What this task involves
Please work out how many lines in the material contain "spherical" and give only that figure.

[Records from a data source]
######

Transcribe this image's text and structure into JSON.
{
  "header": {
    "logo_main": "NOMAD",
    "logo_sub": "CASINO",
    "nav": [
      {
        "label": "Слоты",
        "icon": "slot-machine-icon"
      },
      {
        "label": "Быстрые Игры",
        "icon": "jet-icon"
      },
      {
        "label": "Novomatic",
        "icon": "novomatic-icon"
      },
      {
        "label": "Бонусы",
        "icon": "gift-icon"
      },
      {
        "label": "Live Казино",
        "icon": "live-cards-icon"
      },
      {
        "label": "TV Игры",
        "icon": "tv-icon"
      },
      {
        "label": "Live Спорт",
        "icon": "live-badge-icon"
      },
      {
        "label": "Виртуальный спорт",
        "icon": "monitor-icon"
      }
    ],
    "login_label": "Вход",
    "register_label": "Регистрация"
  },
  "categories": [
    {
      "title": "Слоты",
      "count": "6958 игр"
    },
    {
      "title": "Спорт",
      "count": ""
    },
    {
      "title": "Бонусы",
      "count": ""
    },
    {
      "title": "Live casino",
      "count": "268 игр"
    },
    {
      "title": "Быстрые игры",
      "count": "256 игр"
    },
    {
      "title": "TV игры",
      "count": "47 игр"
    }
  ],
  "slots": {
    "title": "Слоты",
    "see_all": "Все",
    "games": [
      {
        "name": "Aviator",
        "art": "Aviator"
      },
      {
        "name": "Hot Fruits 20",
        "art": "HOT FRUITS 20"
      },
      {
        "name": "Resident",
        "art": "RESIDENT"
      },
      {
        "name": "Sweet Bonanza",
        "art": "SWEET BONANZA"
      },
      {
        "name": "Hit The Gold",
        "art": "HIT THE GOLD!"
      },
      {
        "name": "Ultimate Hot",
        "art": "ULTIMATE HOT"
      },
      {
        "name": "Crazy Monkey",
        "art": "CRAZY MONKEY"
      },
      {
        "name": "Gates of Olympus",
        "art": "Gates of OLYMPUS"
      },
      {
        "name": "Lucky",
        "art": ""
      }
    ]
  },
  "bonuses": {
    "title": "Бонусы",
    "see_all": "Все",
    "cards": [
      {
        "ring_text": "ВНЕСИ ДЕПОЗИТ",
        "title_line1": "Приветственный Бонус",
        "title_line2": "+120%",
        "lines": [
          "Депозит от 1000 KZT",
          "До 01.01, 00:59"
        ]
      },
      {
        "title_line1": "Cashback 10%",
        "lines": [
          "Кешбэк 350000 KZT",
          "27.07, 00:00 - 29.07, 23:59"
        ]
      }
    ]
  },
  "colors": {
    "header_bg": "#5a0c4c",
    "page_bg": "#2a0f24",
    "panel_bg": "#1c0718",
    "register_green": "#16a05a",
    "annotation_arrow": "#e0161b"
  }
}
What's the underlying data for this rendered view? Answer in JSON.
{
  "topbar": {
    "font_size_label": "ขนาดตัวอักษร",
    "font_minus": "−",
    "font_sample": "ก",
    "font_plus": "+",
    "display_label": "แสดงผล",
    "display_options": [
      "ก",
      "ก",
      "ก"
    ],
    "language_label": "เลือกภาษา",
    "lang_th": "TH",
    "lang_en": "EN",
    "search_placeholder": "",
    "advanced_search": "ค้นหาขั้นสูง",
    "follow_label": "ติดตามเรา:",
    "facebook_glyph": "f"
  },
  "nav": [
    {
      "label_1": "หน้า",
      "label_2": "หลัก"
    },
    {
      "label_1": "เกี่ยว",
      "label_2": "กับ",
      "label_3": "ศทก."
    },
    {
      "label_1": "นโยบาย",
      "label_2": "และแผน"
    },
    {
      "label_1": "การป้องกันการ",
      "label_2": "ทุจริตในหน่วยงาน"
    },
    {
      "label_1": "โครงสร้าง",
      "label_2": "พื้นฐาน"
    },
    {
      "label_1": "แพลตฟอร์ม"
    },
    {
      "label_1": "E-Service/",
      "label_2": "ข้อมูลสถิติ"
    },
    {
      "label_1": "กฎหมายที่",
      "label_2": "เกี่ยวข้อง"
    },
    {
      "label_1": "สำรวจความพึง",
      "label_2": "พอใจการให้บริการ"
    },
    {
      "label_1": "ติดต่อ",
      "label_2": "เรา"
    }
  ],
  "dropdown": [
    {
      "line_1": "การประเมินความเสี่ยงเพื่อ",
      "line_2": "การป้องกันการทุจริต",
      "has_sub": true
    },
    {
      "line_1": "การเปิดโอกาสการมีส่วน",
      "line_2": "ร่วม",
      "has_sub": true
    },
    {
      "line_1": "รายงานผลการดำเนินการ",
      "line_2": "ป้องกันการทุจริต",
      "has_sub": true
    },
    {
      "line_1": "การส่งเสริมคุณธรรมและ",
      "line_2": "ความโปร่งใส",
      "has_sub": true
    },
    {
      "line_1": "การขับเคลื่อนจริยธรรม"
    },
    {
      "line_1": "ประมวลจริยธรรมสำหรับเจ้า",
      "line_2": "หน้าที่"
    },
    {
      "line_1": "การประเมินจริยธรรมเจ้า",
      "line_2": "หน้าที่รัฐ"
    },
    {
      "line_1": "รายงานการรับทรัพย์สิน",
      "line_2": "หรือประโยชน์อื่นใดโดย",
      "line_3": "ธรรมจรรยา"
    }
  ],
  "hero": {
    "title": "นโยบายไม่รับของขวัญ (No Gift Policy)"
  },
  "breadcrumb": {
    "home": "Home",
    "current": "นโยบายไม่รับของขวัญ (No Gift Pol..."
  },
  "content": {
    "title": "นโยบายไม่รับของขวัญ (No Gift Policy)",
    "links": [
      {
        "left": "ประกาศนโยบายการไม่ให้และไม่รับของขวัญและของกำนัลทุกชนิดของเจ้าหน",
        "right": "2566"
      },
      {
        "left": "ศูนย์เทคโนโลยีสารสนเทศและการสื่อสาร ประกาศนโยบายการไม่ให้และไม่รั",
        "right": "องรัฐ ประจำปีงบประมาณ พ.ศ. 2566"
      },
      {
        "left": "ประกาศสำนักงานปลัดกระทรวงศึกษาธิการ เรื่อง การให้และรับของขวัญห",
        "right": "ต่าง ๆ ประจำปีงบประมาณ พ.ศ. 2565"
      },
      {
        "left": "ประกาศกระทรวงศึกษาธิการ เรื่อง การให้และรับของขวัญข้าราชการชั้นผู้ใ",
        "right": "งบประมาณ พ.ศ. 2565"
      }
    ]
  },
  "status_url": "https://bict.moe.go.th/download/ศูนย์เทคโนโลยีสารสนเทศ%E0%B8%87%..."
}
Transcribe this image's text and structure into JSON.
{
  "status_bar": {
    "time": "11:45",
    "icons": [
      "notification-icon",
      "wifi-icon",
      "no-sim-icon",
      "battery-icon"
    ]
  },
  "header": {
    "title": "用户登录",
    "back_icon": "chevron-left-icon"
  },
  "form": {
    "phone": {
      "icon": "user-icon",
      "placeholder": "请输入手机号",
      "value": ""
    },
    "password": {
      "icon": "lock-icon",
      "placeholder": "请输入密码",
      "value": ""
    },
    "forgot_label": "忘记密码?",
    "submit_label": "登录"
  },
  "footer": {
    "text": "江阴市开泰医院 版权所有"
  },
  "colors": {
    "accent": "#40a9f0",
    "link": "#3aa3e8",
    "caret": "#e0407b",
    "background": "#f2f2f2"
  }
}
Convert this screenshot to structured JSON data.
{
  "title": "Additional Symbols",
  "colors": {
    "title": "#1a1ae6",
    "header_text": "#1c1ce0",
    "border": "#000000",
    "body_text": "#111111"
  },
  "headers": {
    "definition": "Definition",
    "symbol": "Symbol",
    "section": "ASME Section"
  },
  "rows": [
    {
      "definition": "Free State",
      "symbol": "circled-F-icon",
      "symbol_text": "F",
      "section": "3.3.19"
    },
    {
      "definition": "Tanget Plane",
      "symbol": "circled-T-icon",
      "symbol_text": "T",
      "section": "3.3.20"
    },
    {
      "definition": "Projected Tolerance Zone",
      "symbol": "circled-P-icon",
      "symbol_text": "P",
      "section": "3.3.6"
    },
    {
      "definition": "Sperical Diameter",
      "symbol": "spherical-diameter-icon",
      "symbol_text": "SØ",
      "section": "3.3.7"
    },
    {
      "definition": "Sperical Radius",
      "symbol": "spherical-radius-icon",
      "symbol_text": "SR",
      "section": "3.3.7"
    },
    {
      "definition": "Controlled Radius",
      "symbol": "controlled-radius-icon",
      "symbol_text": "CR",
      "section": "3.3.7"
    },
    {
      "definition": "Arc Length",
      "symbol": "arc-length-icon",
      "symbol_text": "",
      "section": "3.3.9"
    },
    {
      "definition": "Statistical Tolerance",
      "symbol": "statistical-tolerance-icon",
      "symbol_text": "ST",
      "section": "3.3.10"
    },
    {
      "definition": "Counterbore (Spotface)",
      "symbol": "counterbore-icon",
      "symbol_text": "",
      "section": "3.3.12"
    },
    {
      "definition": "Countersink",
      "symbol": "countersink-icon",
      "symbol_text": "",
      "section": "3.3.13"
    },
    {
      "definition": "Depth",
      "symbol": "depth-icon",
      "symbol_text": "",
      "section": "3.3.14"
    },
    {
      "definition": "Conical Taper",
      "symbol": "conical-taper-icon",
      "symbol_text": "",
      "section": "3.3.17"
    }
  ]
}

######

Written solution
2